* _Task prompt_
Copy every line of the entries that includes the word "Ausg".

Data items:

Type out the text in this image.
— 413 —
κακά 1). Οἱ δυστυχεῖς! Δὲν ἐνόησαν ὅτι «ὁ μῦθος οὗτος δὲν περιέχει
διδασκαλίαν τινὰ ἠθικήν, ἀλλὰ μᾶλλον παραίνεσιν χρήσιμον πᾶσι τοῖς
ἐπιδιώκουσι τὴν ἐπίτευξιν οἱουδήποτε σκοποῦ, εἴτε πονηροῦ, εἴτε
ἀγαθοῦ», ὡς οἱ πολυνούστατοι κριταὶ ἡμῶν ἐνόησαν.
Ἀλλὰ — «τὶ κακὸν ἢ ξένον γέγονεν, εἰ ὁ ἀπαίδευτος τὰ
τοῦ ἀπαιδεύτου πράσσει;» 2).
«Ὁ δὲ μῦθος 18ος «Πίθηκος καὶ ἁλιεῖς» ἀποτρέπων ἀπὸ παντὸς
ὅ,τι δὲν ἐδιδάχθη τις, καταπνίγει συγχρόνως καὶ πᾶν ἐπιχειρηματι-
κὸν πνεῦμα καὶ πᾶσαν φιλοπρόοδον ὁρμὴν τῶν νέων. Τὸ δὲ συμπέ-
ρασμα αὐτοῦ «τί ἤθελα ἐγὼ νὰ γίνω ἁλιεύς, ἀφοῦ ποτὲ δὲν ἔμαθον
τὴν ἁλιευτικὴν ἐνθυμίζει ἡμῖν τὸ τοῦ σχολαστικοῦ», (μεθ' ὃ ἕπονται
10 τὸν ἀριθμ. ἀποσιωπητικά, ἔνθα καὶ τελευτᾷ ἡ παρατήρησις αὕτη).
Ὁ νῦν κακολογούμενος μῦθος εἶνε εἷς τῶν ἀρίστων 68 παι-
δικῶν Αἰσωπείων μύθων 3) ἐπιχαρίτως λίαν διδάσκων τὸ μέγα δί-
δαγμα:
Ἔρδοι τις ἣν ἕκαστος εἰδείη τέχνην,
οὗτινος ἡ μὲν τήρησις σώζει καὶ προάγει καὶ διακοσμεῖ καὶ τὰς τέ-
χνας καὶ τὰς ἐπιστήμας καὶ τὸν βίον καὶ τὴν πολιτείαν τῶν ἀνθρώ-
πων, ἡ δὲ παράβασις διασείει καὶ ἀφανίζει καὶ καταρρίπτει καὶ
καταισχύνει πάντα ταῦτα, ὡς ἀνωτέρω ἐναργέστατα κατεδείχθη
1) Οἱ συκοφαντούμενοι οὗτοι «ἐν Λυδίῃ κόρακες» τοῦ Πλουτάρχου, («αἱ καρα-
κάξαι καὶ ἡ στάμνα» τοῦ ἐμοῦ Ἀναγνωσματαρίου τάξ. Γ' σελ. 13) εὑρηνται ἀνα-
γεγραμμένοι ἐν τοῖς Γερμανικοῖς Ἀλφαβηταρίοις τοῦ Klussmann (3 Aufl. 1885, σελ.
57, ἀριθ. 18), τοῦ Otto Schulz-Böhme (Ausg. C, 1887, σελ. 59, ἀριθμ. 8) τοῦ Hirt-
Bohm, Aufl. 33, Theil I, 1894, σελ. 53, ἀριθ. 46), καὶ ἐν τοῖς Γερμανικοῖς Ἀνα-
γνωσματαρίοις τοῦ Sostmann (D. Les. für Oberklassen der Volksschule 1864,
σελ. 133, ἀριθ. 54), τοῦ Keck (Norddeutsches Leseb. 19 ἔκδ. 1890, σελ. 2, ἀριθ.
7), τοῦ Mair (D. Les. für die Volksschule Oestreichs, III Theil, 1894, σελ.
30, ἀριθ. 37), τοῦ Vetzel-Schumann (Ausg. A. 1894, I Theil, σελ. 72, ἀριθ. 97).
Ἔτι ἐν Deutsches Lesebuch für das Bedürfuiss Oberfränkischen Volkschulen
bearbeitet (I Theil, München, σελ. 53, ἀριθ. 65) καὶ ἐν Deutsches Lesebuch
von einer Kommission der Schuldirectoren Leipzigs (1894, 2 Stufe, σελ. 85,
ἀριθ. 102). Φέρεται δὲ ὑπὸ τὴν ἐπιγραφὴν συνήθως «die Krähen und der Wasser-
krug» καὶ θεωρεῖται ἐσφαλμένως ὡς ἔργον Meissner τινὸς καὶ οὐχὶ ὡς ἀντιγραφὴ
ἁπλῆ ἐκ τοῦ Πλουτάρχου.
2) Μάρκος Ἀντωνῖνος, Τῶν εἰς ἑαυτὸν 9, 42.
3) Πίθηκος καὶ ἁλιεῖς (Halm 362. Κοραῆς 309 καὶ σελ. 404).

* _Full solution_
57, ἀριθ. 18), τοῦ Otto Schulz-Böhme (Ausg. C, 1887, σελ. 59, ἀριθμ. 8) τοῦ Hirt-
30, ἀριθ. 37), τοῦ Vetzel-Schumann (Ausg. A. 1894, I Theil, σελ. 72, ἀριθ. 97).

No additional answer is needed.